#### [Directions for this task]
Search the records for the word "Long" and report each line that has it.

#### [Entries from a dataset]
'''

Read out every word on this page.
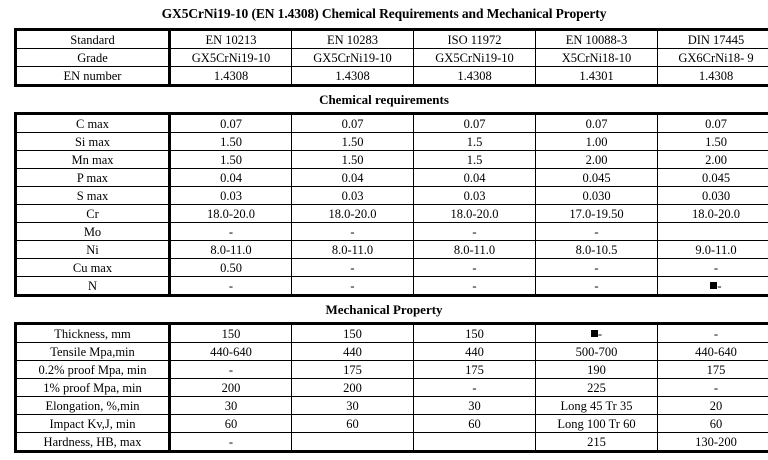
GX5CrNi19-10 (EN 1.4308) Chemical Requirements and Mechanical Property
Standard	EN 10213	EN 10283	ISO 11972	EN 10088-3	DIN 17445
Grade	GX5CrNi19-10	GX5CrNi19-10	GX5CrNi19-10	X5CrNi18-10	GX6CrNi18- 9
EN number	1.4308	1.4308	1.4308	1.4301	1.4308
Chemical requirements
C max	0.07	0.07	0.07	0.07	0.07
Si max	1.50	1.50	1.5	1.00	1.50
Mn max	1.50	1.50	1.5	2.00	2.00
P max	0.04	0.04	0.04	0.045	0.045
S max	0.03	0.03	0.03	0.030	0.030
Cr	18.0-20.0	18.0-20.0	18.0-20.0	17.0-19.50	18.0-20.0
Mo	-	-	-	-	
Ni	8.0-11.0	8.0-11.0	8.0-11.0	8.0-10.5	9.0-11.0
Cu max	0.50	-	-	-	-
N	-	-	-	-	-
Mechanical Property
Thickness, mm	150	150	150	-	-
Tensile Mpa,min	440-640	440	440	500-700	440-640
0.2% proof Mpa, min	-	175	175	190	175
1% proof Mpa, min	200	200	-	225	-
Elongation, %,min	30	30	30	Long 45 Tr 35	20
Impact Kv,J, min	60	60	60	Long 100 Tr 60	60
Hardness, HB, max	-			215	130-200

'''

#### [Response below]
Elongation, %,min	30	30	30	Long 45 Tr 35	20
Impact Kv,J, min	60	60	60	Long 100 Tr 60	60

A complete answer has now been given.